--- Begin ---

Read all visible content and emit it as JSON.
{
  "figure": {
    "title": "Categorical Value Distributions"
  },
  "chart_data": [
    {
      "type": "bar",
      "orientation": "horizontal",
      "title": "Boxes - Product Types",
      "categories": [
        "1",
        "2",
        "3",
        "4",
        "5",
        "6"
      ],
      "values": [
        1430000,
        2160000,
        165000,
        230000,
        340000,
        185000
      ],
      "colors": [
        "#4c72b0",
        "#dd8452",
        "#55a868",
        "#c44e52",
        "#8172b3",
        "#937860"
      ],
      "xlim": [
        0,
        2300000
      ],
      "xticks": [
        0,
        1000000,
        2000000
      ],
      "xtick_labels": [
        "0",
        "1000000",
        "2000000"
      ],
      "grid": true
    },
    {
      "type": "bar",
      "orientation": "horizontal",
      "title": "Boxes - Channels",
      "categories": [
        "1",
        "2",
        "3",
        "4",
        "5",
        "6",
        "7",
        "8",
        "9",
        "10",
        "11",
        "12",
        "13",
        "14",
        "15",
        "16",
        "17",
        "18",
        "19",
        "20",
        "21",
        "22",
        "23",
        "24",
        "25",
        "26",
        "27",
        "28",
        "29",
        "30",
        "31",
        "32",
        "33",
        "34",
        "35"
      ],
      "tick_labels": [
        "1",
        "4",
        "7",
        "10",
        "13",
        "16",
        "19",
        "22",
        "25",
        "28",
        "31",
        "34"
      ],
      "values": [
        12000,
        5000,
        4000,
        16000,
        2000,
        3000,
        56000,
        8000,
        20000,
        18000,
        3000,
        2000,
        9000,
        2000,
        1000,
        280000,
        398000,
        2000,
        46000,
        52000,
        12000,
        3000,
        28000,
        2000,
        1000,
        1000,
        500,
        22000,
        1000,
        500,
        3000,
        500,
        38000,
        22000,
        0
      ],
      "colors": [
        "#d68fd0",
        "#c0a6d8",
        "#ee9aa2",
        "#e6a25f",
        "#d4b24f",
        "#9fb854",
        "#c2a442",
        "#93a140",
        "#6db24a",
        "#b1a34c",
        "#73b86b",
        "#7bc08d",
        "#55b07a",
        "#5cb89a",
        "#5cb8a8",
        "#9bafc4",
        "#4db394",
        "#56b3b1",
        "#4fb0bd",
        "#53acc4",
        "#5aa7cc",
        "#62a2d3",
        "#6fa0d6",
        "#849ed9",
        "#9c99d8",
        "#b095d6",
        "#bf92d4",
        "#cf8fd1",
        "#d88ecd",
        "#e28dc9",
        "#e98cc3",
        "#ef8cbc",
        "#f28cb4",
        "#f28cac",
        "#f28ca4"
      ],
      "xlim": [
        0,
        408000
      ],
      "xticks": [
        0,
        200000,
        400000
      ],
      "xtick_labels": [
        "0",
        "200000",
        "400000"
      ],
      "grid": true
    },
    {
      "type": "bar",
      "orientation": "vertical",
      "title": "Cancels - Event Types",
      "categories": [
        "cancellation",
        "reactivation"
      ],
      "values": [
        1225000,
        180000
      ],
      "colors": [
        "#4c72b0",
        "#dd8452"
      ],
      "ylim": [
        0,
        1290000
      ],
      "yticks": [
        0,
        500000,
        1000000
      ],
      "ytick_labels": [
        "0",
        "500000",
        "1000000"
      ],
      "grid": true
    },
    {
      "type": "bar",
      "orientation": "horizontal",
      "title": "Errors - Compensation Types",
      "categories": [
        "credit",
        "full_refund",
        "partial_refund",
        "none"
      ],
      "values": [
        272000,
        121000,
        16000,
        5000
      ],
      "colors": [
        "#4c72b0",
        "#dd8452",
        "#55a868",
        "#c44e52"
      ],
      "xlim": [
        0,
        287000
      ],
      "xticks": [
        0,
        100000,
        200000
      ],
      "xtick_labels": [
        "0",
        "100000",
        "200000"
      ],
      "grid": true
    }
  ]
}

--- End ---

In the listing above, find each line with the word "Boxes" and copy it.

      "title": "Boxes - Product Types",
      "title": "Boxes - Channels",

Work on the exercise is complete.